• [Work to complete]
Omit the pictures from the entries below and retype everything else exactly.

• [Records that describe figures]
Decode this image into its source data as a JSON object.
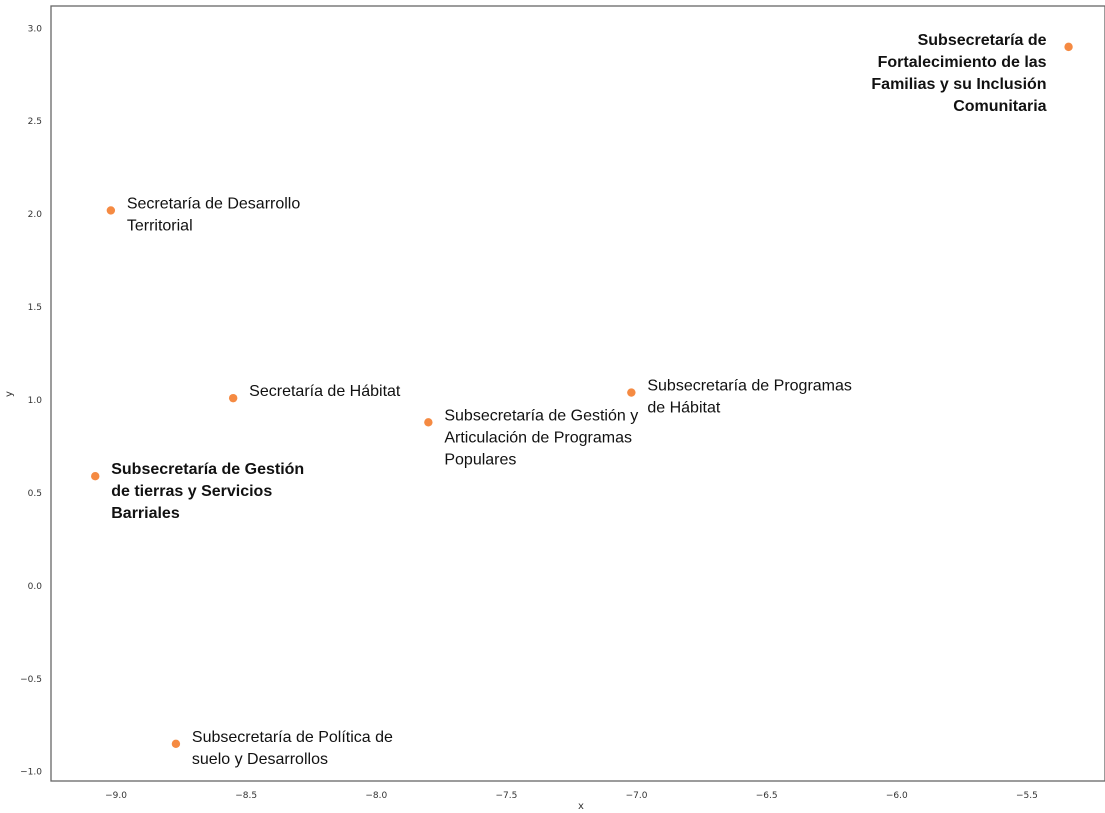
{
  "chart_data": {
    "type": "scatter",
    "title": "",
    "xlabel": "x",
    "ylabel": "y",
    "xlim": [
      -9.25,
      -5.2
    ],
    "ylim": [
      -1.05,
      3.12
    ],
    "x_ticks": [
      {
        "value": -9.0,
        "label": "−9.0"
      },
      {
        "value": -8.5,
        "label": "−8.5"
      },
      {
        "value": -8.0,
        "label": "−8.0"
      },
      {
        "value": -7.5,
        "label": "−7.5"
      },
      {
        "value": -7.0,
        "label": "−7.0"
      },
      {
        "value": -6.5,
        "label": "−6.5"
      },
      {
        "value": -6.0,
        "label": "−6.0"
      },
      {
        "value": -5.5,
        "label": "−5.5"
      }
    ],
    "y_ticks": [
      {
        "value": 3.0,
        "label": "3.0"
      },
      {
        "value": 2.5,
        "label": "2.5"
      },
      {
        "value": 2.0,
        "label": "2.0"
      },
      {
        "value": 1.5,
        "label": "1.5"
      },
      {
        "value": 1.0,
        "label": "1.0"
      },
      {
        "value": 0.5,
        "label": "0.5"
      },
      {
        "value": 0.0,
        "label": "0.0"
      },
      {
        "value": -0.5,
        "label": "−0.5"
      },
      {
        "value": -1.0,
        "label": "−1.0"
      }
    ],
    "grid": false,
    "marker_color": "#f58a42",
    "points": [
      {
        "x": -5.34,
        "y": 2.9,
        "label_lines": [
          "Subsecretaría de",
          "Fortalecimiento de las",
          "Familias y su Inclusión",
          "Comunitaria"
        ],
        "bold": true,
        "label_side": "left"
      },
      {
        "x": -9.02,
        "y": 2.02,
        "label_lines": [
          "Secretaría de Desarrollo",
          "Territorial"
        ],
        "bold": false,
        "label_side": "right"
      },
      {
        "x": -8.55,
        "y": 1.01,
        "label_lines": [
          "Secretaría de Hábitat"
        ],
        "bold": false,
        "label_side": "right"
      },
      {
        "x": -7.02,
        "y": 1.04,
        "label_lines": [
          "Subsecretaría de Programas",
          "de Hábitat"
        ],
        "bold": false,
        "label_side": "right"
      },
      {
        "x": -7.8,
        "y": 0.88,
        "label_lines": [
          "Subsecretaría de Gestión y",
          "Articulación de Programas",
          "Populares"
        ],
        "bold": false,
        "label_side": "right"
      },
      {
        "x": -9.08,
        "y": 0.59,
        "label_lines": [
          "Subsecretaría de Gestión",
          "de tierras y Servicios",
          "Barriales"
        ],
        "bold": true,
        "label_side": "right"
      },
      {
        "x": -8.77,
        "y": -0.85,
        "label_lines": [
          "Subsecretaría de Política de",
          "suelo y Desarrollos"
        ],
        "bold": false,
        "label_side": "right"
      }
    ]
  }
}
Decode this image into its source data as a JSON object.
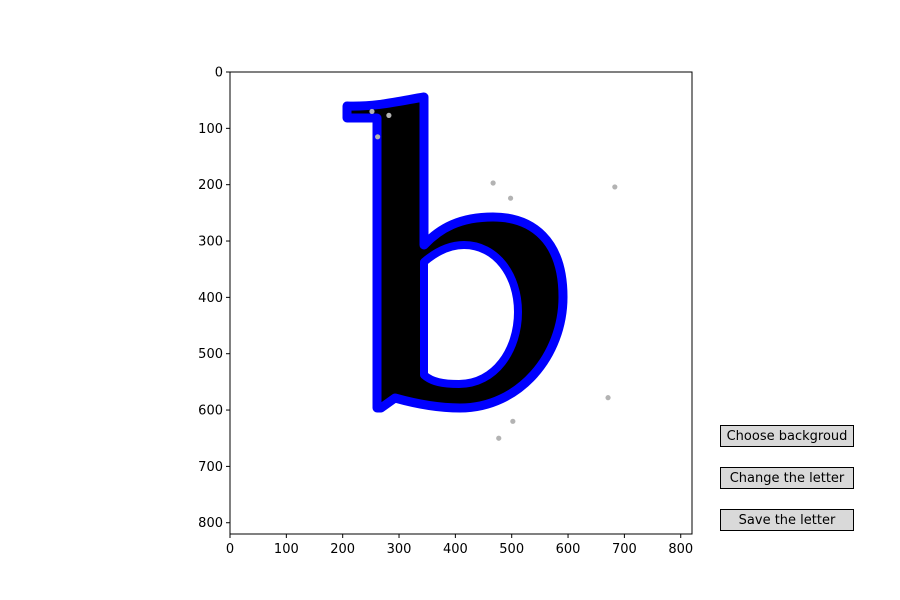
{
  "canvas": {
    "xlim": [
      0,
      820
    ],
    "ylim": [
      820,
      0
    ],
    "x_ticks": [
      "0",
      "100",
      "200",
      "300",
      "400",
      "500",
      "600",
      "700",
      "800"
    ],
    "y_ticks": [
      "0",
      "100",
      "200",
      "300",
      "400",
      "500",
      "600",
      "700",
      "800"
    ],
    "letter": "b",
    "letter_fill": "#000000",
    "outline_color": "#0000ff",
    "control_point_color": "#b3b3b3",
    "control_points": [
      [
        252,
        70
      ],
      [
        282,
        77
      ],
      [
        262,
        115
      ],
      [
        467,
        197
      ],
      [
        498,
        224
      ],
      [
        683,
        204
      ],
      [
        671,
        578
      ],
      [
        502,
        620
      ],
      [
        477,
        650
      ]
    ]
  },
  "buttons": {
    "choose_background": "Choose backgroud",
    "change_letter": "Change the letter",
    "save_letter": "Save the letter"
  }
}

• [Correct response]
Decode this image into its source data as a JSON object.
{
  "chart_data": {
    "type": "scatter",
    "title": "",
    "xlabel": "x",
    "ylabel": "y",
    "xlim": [
      -9.25,
      -5.2
    ],
    "ylim": [
      -1.05,
      3.12
    ],
    "x_ticks": [
      {
        "value": -9.0,
        "label": "−9.0"
      },
      {
        "value": -8.5,
        "label": "−8.5"
      },
      {
        "value": -8.0,
        "label": "−8.0"
      },
      {
        "value": -7.5,
        "label": "−7.5"
      },
      {
        "value": -7.0,
        "label": "−7.0"
      },
      {
        "value": -6.5,
        "label": "−6.5"
      },
      {
        "value": -6.0,
        "label": "−6.0"
      },
      {
        "value": -5.5,
        "label": "−5.5"
      }
    ],
    "y_ticks": [
      {
        "value": 3.0,
        "label": "3.0"
      },
      {
        "value": 2.5,
        "label": "2.5"
      },
      {
        "value": 2.0,
        "label": "2.0"
      },
      {
        "value": 1.5,
        "label": "1.5"
      },
      {
        "value": 1.0,
        "label": "1.0"
      },
      {
        "value": 0.5,
        "label": "0.5"
      },
      {
        "value": 0.0,
        "label": "0.0"
      },
      {
        "value": -0.5,
        "label": "−0.5"
      },
      {
        "value": -1.0,
        "label": "−1.0"
      }
    ],
    "grid": false,
    "marker_color": "#f58a42",
    "points": [
      {
        "x": -5.34,
        "y": 2.9,
        "label_lines": [
          "Subsecretaría de",
          "Fortalecimiento de las",
          "Familias y su Inclusión",
          "Comunitaria"
        ],
        "bold": true,
        "label_side": "left"
      },
      {
        "x": -9.02,
        "y": 2.02,
        "label_lines": [
          "Secretaría de Desarrollo",
          "Territorial"
        ],
        "bold": false,
        "label_side": "right"
      },
      {
        "x": -8.55,
        "y": 1.01,
        "label_lines": [
          "Secretaría de Hábitat"
        ],
        "bold": false,
        "label_side": "right"
      },
      {
        "x": -7.02,
        "y": 1.04,
        "label_lines": [
          "Subsecretaría de Programas",
          "de Hábitat"
        ],
        "bold": false,
        "label_side": "right"
      },
      {
        "x": -7.8,
        "y": 0.88,
        "label_lines": [
          "Subsecretaría de Gestión y",
          "Articulación de Programas",
          "Populares"
        ],
        "bold": false,
        "label_side": "right"
      },
      {
        "x": -9.08,
        "y": 0.59,
        "label_lines": [
          "Subsecretaría de Gestión",
          "de tierras y Servicios",
          "Barriales"
        ],
        "bold": true,
        "label_side": "right"
      },
      {
        "x": -8.77,
        "y": -0.85,
        "label_lines": [
          "Subsecretaría de Política de",
          "suelo y Desarrollos"
        ],
        "bold": false,
        "label_side": "right"
      }
    ]
  }
}
Decode this image into its source data as a JSON object.
{
  "canvas": {
    "xlim": [
      0,
      820
    ],
    "ylim": [
      820,
      0
    ],
    "x_ticks": [
      "0",
      "100",
      "200",
      "300",
      "400",
      "500",
      "600",
      "700",
      "800"
    ],
    "y_ticks": [
      "0",
      "100",
      "200",
      "300",
      "400",
      "500",
      "600",
      "700",
      "800"
    ],
    "letter": "b",
    "letter_fill": "#000000",
    "outline_color": "#0000ff",
    "control_point_color": "#b3b3b3",
    "control_points": [
      [
        252,
        70
      ],
      [
        282,
        77
      ],
      [
        262,
        115
      ],
      [
        467,
        197
      ],
      [
        498,
        224
      ],
      [
        683,
        204
      ],
      [
        671,
        578
      ],
      [
        502,
        620
      ],
      [
        477,
        650
      ]
    ]
  },
  "buttons": {
    "choose_background": "Choose backgroud",
    "change_letter": "Change the letter",
    "save_letter": "Save the letter"
  }
}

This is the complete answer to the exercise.